[Data entries]
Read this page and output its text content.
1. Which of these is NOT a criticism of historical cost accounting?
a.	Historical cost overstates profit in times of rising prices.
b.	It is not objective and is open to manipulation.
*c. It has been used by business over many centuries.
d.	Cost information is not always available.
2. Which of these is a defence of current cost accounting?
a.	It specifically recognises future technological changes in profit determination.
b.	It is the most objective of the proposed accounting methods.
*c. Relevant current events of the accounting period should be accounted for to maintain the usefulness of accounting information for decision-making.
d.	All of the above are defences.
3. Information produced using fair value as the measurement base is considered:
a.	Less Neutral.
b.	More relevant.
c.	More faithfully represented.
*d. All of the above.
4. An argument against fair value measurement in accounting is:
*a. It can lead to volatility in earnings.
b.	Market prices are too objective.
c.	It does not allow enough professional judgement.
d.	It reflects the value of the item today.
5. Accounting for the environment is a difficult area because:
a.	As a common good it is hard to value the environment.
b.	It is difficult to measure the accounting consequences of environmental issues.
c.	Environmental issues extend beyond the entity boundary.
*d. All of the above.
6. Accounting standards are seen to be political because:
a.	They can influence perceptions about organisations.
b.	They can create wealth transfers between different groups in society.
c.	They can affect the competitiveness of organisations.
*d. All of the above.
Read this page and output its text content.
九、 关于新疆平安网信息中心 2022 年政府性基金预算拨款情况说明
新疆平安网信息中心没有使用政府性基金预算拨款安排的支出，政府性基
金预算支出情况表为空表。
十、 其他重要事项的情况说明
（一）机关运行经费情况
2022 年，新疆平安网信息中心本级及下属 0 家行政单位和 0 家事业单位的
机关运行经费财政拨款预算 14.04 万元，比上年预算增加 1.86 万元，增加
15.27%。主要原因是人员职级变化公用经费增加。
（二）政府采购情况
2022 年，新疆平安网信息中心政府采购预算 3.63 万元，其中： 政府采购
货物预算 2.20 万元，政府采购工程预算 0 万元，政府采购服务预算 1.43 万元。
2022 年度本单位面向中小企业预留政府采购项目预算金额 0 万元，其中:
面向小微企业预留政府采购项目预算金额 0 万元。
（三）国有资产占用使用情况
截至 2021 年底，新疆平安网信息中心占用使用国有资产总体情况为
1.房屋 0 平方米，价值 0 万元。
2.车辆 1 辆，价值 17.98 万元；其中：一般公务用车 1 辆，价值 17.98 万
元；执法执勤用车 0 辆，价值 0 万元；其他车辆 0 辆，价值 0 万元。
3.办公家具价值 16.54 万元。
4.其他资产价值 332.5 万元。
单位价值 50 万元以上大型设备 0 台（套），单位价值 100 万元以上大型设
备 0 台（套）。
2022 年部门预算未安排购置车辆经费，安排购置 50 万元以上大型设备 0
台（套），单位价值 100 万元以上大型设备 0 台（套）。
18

▸ Directions:
Repeat every line of the records above exactly.

▸ In response:
Read this page and output its text content.
1. Which of these is NOT a criticism of historical cost accounting?
a.	Historical cost overstates profit in times of rising prices.
b.	It is not objective and is open to manipulation.
*c. It has been used by business over many centuries.
d.	Cost information is not always available.
2. Which of these is a defence of current cost accounting?
a.	It specifically recognises future technological changes in profit determination.
b.	It is the most objective of the proposed accounting methods.
*c. Relevant current events of the accounting period should be accounted for to maintain the usefulness of accounting information for decision-making.
d.	All of the above are defences.
3. Information produced using fair value as the measurement base is considered:
a.	Less Neutral.
b.	More relevant.
c.	More faithfully represented.
*d. All of the above.
4. An argument against fair value measurement in accounting is:
*a. It can lead to volatility in earnings.
b.	Market prices are too objective.
c.	It does not allow enough professional judgement.
d.	It reflects the value of the item today.
5. Accounting for the environment is a difficult area because:
a.	As a common good it is hard to value the environment.
b.	It is difficult to measure the accounting consequences of environmental issues.
c.	Environmental issues extend beyond the entity boundary.
*d. All of the above.
6. Accounting standards are seen to be political because:
a.	They can influence perceptions about organisations.
b.	They can create wealth transfers between different groups in society.
c.	They can affect the competitiveness of organisations.
*d. All of the above.
Read this page and output its text content.
九、 关于新疆平安网信息中心 2022 年政府性基金预算拨款情况说明
新疆平安网信息中心没有使用政府性基金预算拨款安排的支出，政府性基
金预算支出情况表为空表。
十、 其他重要事项的情况说明
（一）机关运行经费情况
2022 年，新疆平安网信息中心本级及下属 0 家行政单位和 0 家事业单位的
机关运行经费财政拨款预算 14.04 万元，比上年预算增加 1.86 万元，增加
15.27%。主要原因是人员职级变化公用经费增加。
（二）政府采购情况
2022 年，新疆平安网信息中心政府采购预算 3.63 万元，其中： 政府采购
货物预算 2.20 万元，政府采购工程预算 0 万元，政府采购服务预算 1.43 万元。
2022 年度本单位面向中小企业预留政府采购项目预算金额 0 万元，其中:
面向小微企业预留政府采购项目预算金额 0 万元。
（三）国有资产占用使用情况
截至 2021 年底，新疆平安网信息中心占用使用国有资产总体情况为
1.房屋 0 平方米，价值 0 万元。
2.车辆 1 辆，价值 17.98 万元；其中：一般公务用车 1 辆，价值 17.98 万
元；执法执勤用车 0 辆，价值 0 万元；其他车辆 0 辆，价值 0 万元。
3.办公家具价值 16.54 万元。
4.其他资产价值 332.5 万元。
单位价值 50 万元以上大型设备 0 台（套），单位价值 100 万元以上大型设
备 0 台（套）。
2022 年部门预算未安排购置车辆经费，安排购置 50 万元以上大型设备 0
台（套），单位价值 100 万元以上大型设备 0 台（套）。
18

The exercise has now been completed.